▶ **Passage given**:
++++

|The Great American Music Hall, at 859 O'Farrell Street in San Francisco|
As a result, the Grateful Dead's performance at the Great American Music Hall had a triple significance to most Deadheads. First, it was a live performance at a time when many Deadheads were still afraid that live Grateful Dead performances had gone the way of the dinosaur. Second, it was a live broadcast in a year when the Grateful Dead had not been seen or heard outside the Bay Area. Thirdly, the entire show inaugurated the Dead's release of music from their vaults. Yet although the music from the Dead's Music Hall show is as well-known as any Grateful Dead show, the context of the event itself has become obscured. This post will look at the actual Great American Music Hall show by the Grateful Dead on August 13, 1975 in its original frame.
The Grateful Dead, Summer 1975
The Grateful Dead had stopped performing after their 5-night stand at Winterland in October, 1974. A the time, it seemed like the end of yet another 60s institution from San Francisco. The Fillmores had closed in mid-1971, the Jefferson Airplane had evolved into the Jefferson Starship in 1974, and so on. The Dead had announced that they were going to continue to make music, but no one really believed them. Yet the Dead had surprised everybody by making an appearance at the SNACK Benefit at Kezar Stadium in Golden Gate Park on March 22, 1975. While billed as Jerry Garcia And Friends, they surprised everyone by performing a 45-minute instrumental set of new material.
On June 17, the Grateful Dead had headlined a benefit at Winterland for the late artist Bob Fried. Although billed once again as Jerry Garcia And Friends, there was no doubt in the Bay Area that the Dead were playing, and the show sold out immediately. However, unless you went to the show or knew someone who did, it remained mysterious what exactly they had played. I believe that Joel Selvin mentioned the show in his Lively Arts column in the Sunday Chronicle, so it was confirmed that they had performed, but all but the most wired-in people had little idea what actually occurred. Nonetheless, even a casual Dead fan recognized that the Dead were definitely working on something.

++++

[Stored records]
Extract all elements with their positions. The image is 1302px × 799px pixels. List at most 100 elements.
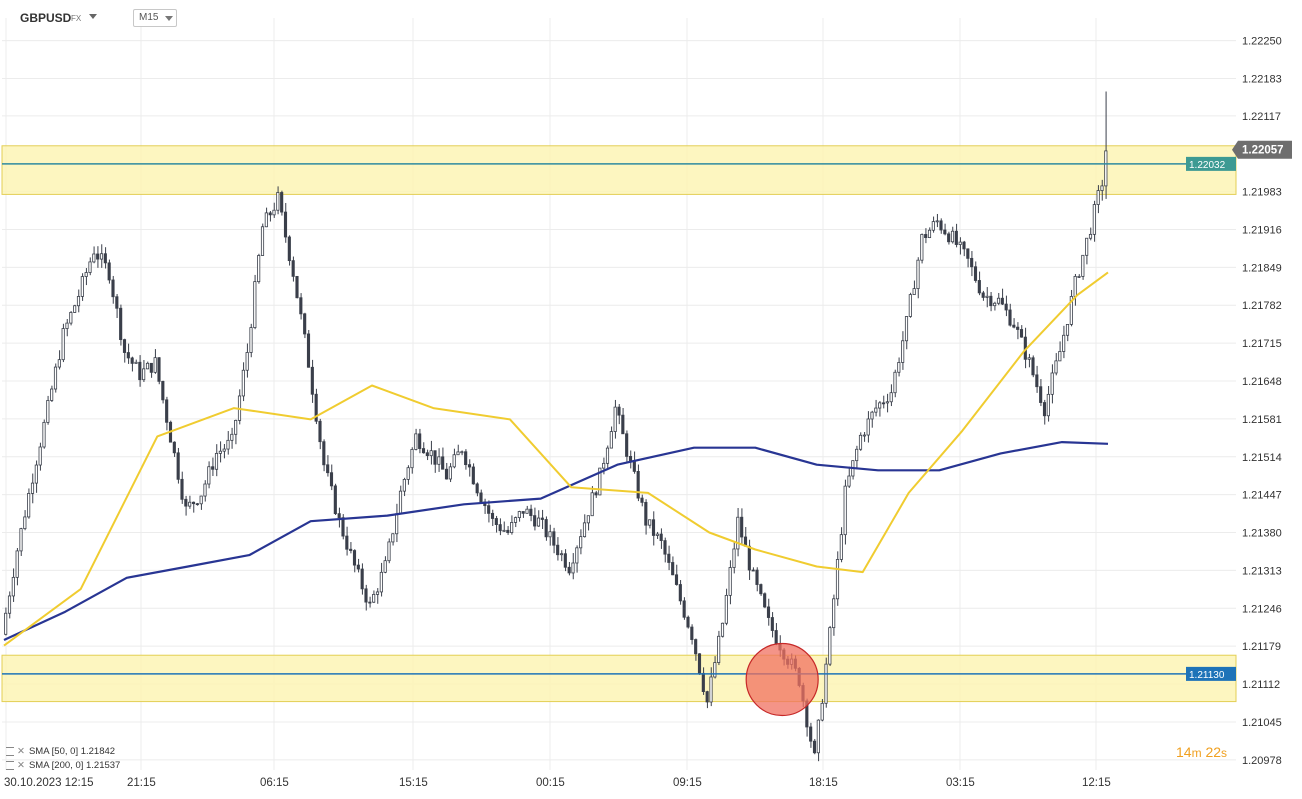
candle: [1004, 295, 1008, 317]
candle: [126, 343, 130, 364]
candle: [889, 384, 893, 407]
candle-body: [1077, 275, 1081, 278]
candle-body: [180, 478, 184, 500]
y-tick-label: 1.21313: [1242, 565, 1282, 577]
candle-body: [287, 236, 291, 262]
candle-body: [92, 253, 96, 263]
candle-body: [671, 562, 675, 576]
candle-body: [862, 434, 866, 437]
level-badge-resistance: [1186, 156, 1236, 171]
level-badge-text: 1.22032: [1189, 160, 1226, 171]
candle-body: [88, 261, 92, 273]
close-icon[interactable]: ✕: [17, 760, 25, 771]
candle-body: [19, 528, 23, 552]
candle-body: [73, 305, 77, 313]
candle-body: [709, 676, 713, 703]
candle-body: [30, 482, 35, 494]
y-tick-label: 1.21581: [1242, 414, 1282, 426]
candle-body: [103, 253, 107, 264]
candle: [690, 624, 694, 645]
candle-body: [352, 550, 357, 566]
candle-body: [99, 253, 104, 260]
candle: [433, 450, 437, 473]
candle-body: [498, 524, 502, 532]
candle-body: [763, 593, 767, 608]
chevron-down-icon[interactable]: [89, 14, 97, 19]
candle: [337, 507, 341, 528]
candle-body: [1104, 150, 1108, 187]
candle-body: [1100, 185, 1104, 191]
candle: [1008, 303, 1012, 327]
candle: [862, 432, 866, 442]
candle-body: [260, 226, 265, 256]
x-tick-label: 03:15: [946, 777, 975, 789]
countdown-seconds: 22: [1205, 744, 1222, 760]
candle-body: [613, 406, 617, 432]
indicator-legend-sma200: ✕ SMA [200, 0] 1.21537: [6, 760, 120, 771]
last-price-text: 1.22057: [1242, 145, 1284, 157]
candle-body: [625, 433, 629, 457]
candle: [218, 441, 222, 463]
candle-body: [855, 448, 859, 462]
candle: [897, 357, 901, 377]
candle: [1050, 364, 1054, 404]
candle-body: [222, 448, 226, 452]
candle-body: [977, 280, 981, 294]
indicator-settings-icon[interactable]: [6, 746, 14, 756]
candle-body: [648, 519, 652, 526]
candle: [372, 590, 376, 604]
candle: [521, 511, 525, 518]
candle-body: [533, 515, 537, 527]
candle: [38, 442, 42, 471]
candle-body: [835, 559, 840, 600]
candle-body: [4, 612, 8, 635]
candle-body: [697, 653, 702, 674]
candle-body: [372, 593, 376, 603]
candle: [958, 237, 962, 255]
candle: [303, 312, 307, 339]
candle: [226, 431, 230, 455]
candle-body: [1019, 329, 1024, 338]
x-tick-label: 21:15: [127, 777, 156, 789]
candle: [533, 507, 537, 531]
candle-body: [46, 400, 50, 423]
candle-body: [996, 297, 1001, 304]
indicator-settings-icon[interactable]: [6, 760, 14, 770]
candle-body: [1065, 324, 1070, 336]
candle: [1077, 274, 1081, 278]
candle-body: [1054, 360, 1058, 374]
candle-body: [11, 576, 15, 597]
candle: [418, 428, 422, 454]
candle-body: [391, 533, 395, 543]
candle: [199, 495, 203, 510]
symbol-name[interactable]: GBPUSD: [20, 11, 72, 25]
candle: [935, 213, 939, 228]
candle: [513, 516, 518, 528]
candle-body: [559, 553, 564, 556]
candle: [165, 396, 169, 431]
candle: [1081, 254, 1085, 280]
candle: [617, 404, 621, 425]
candle: [912, 280, 916, 296]
candle-body: [924, 234, 928, 238]
candle-body: [448, 466, 452, 480]
indicator-legend-sma50: ✕ SMA [50, 0] 1.21842: [6, 746, 115, 757]
candle: [816, 719, 820, 762]
candle: [142, 359, 146, 383]
candle: [920, 233, 924, 264]
timeframe-select[interactable]: M15: [133, 9, 177, 27]
candle: [1042, 399, 1047, 425]
candle-body: [479, 492, 483, 503]
candle-body: [609, 431, 613, 449]
close-icon[interactable]: ✕: [17, 746, 25, 757]
candle: [947, 231, 951, 245]
candle-body: [939, 220, 943, 231]
candle: [590, 486, 594, 517]
candle-body: [218, 450, 222, 454]
candle-body: [23, 516, 27, 530]
candle-body: [870, 411, 874, 420]
candle-body: [249, 327, 253, 353]
candle-body: [728, 567, 732, 596]
candle: [510, 515, 514, 535]
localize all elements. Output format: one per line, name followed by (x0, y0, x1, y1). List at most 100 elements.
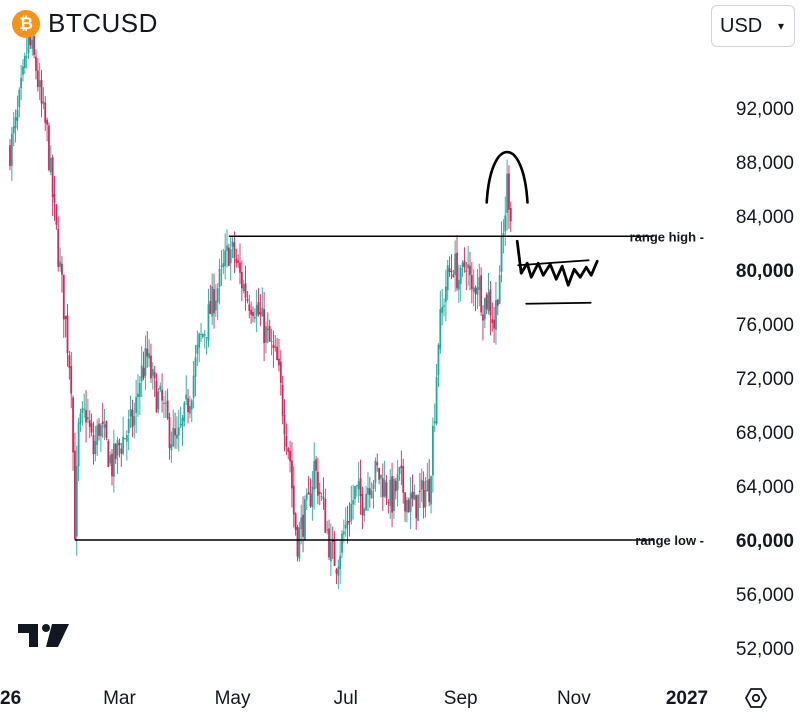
candle (18, 87, 21, 118)
candle-series (9, 23, 512, 590)
candle (383, 460, 386, 498)
candle (253, 308, 256, 323)
candle (387, 499, 390, 514)
currency-select[interactable]: USD ▾ (711, 5, 795, 47)
candle (101, 402, 104, 438)
candle (131, 399, 134, 438)
candle (74, 432, 76, 541)
candle (168, 412, 171, 460)
candle (226, 229, 228, 268)
y-tick-label: 88,000 (736, 153, 794, 174)
candle (276, 337, 278, 361)
candle (220, 250, 223, 286)
candle (266, 312, 269, 344)
symbol-name[interactable]: BTCUSD (48, 8, 158, 38)
candle (411, 474, 414, 507)
candle (107, 439, 110, 468)
candle (487, 272, 490, 315)
x-tick-label: Nov (557, 688, 591, 709)
candle (118, 438, 121, 458)
range-low-label: range low - (635, 533, 704, 548)
y-tick-label: 76,000 (736, 315, 794, 336)
candle (75, 445, 78, 556)
candle (109, 451, 112, 467)
candle (341, 530, 343, 559)
candle (300, 504, 303, 545)
candle (296, 524, 299, 562)
candle (57, 216, 60, 272)
candle (155, 373, 158, 413)
candle (138, 376, 141, 415)
candle (365, 486, 368, 511)
candle (409, 477, 412, 530)
candle (309, 478, 312, 509)
candle (433, 403, 436, 433)
candle (125, 430, 128, 461)
candle (289, 440, 291, 473)
bitcoin-icon: ₿ (12, 9, 40, 38)
candle (372, 479, 375, 509)
candle (72, 395, 74, 471)
candle (151, 362, 154, 390)
candle (461, 260, 464, 277)
top-arc-drawing[interactable] (485, 151, 529, 204)
candle (437, 343, 440, 387)
candle (329, 523, 332, 576)
candle (170, 431, 173, 463)
candle (419, 472, 421, 509)
candle (339, 541, 342, 585)
candle (49, 145, 52, 176)
candle (470, 262, 473, 304)
candle (426, 462, 429, 492)
candle (450, 254, 453, 280)
chart-header: ₿ BTCUSD (12, 8, 158, 39)
candle (281, 375, 284, 425)
candle (278, 338, 280, 372)
consolidation-drawing[interactable] (515, 239, 599, 305)
candle (504, 196, 507, 246)
candle (406, 496, 408, 523)
candle (355, 484, 358, 497)
candle (209, 284, 212, 315)
candle (40, 69, 43, 118)
candle (428, 459, 431, 507)
candle (270, 328, 273, 356)
candle (480, 267, 483, 316)
candle (12, 112, 15, 147)
candle (367, 471, 369, 512)
candle (55, 204, 58, 230)
candle (222, 248, 225, 274)
candle (311, 471, 314, 521)
candle (348, 502, 351, 537)
candle (46, 117, 48, 142)
candle (361, 486, 364, 530)
candle (129, 395, 132, 429)
candle (430, 475, 432, 514)
candle (198, 332, 201, 363)
candle (81, 401, 84, 426)
candle (87, 398, 89, 424)
candle (203, 330, 206, 349)
candle (62, 274, 65, 338)
settings-hexagon-icon[interactable] (744, 686, 768, 710)
candle (183, 400, 186, 427)
currency-value: USD (720, 14, 763, 37)
candle (302, 496, 304, 553)
candle (274, 335, 277, 352)
tradingview-logo[interactable] (18, 622, 70, 648)
candle (257, 288, 260, 317)
candle (385, 474, 388, 505)
candle (194, 345, 197, 397)
candle (94, 425, 97, 462)
candle (483, 297, 486, 329)
candle (441, 288, 444, 326)
range-high-line[interactable]: range high - (228, 229, 704, 244)
candle (326, 520, 329, 535)
candle (127, 410, 130, 451)
candle (59, 247, 61, 272)
candle (316, 457, 319, 505)
range-low-line[interactable]: range low - (74, 533, 704, 548)
candle (248, 294, 251, 319)
candle (394, 477, 397, 500)
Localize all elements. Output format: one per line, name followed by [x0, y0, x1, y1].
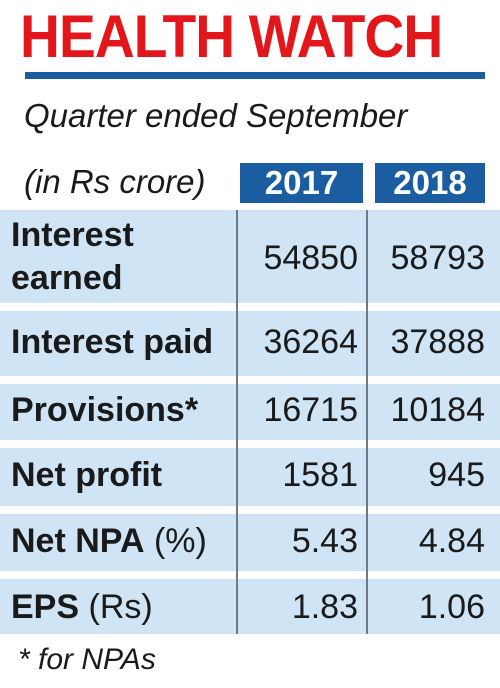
footnote: * for NPAs	[18, 643, 156, 676]
cell-net-npa-2018: 4.84	[418, 522, 485, 560]
cell-eps-2017: 1.83	[291, 588, 358, 626]
row-divider	[0, 506, 500, 514]
row-label-interest-earned-line2: earned	[11, 259, 123, 297]
row-divider	[0, 376, 500, 384]
cell-net-npa-2017: 5.43	[291, 522, 358, 560]
column-divider	[366, 210, 368, 634]
row-label-net-profit: Net profit	[11, 456, 163, 494]
row-divider	[0, 303, 500, 311]
row-divider	[0, 571, 500, 579]
cell-provisions-2017: 16715	[263, 391, 358, 429]
row-label-net-npa: Net NPA (%)	[11, 522, 207, 560]
row-label-interest-earned-line1: Interest	[11, 216, 134, 254]
row-label-interest-paid: Interest paid	[11, 323, 214, 361]
cell-interest-paid-2017: 36264	[263, 323, 358, 361]
page-title: HEALTH WATCH	[20, 3, 443, 70]
cell-net-profit-2018: 945	[428, 456, 485, 494]
title-underline	[25, 72, 485, 79]
cell-eps-2018: 1.06	[418, 588, 485, 626]
cell-interest-earned-2017: 54850	[263, 239, 358, 277]
cell-net-profit-2017: 1581	[282, 456, 358, 494]
row-label-provisions: Provisions*	[11, 391, 199, 429]
cell-interest-earned-2018: 58793	[390, 239, 485, 277]
row-label-eps: EPS (Rs)	[11, 588, 153, 626]
column-divider	[236, 210, 238, 634]
cell-provisions-2018: 10184	[390, 391, 485, 429]
row-divider	[0, 440, 500, 448]
table-subtitle: Quarter ended September	[24, 97, 408, 134]
column-header-2018: 2018	[375, 163, 485, 203]
column-header-2017: 2017	[240, 163, 363, 203]
data-table	[0, 210, 500, 634]
cell-interest-paid-2018: 37888	[390, 323, 485, 361]
unit-label: (in Rs crore)	[24, 163, 206, 200]
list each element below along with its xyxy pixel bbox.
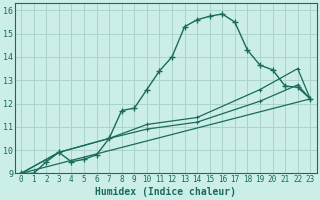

++++

▶ **Set tasks**:
**1.** Decide whether each statement agrees with the Grateful Dead passage, and answer yes or no with the deciding words from it: (a) The band stopped performing after a five-night stand at Winterland in October 1974. (b) At Kezar Stadium the band played a set of older songs with vocals. (c) The June 17 benefit at Winterland was slow to sell.
**2.** Rewrite the paragraph of the Grateful Dead passage that begins "On June 17, the Grateful Dead had headlined" as a short list that keeps its main facts.
**3.** Write the next part of the Grateful Dead passage, continuing from its final sentence.

▶ **Expected results**:
**1.**
(a) Yes: "The Grateful Dead had stopped performing after their 5-night stand at Winterland in October, 1974."
(b) No: "they surprised everyone by performing a 45-minute instrumental set of new material."
(c) No: "the show sold out immediately."

**2.**
- On June 17 the Grateful Dead headlined a Winterland benefit for the late artist Bob Fried.
- It was billed as Jerry Garcia And Friends, but the Bay Area knew it was the Dead, and it sold out immediately.
- Apart from those who attended or knew someone who did, few people knew what was played.
- Joel Selvin likely mentioned the show in his Lively Arts column in the Sunday Chronicle, confirming that it happened.
- Even casual fans could tell the Dead were working on something.

**3.**
Thus when word leaked out--probably from Selvin's column--that the Dead were working on a new album, most readers probably believed it. In the mid-70s, it was common to read in the Random Notes column of Rolling Stone that some iconic group or duo was working together again, and it was usually untrue. Numerous Crosby, Stills, Nash and Young projects were always "just about" to be released, Paul and John were always "talking about" some project or something, and so on. In hindsight, we now know the reality quotient of some of these rumors (various CSNY projects nearly happened, for example), but at the time they just seemed like nothing but hype. However, with two Bay Area performances under their belt, and some apparently new material broadcast from Kezar, rumors of a Grateful Dead album seemed far more plausible in the Summer of 1975 than another CSNY album.
|An illustration from the rock critic column of the Hayward Daily Review on August 22, 1975. Under the Hart-less illustration of the band, it says "THE GRATEFUL DEAD HAVE A NEW LP OUT-'Blues For Allah' took months to finish"|
The Grateful Dead had shocked the music industry in 1973 by going fully independent and starting their own record companies. Initially, the Grateful Dead Records experiment went very well. Their initial release, Wake Of The Flood, in October of 1973, sold fairly steadily. Although not a huge hit, the Dead were apparently making four times as much per record as they had with Warner Brothers. At the same time, concert receipts were increasing and the Dead were doing pretty well financially.
Yet by 1975, the Dead's financial superstructure was on a rickety foundation indeed. The massively expensive Wall Of Sound ate up much of their concert revenue, so the Dead paradoxically chose to stop touring. To commemorate the end of their touring life--the Winterland shows were billed as "The Last Five Nights" and there was a notion they would never play live again--Grateful Dead Records chief Ron Rakow agreed with Jerry Garcia that a six figure sum should be spent on filming the shows, even though the band could no longer really afford it.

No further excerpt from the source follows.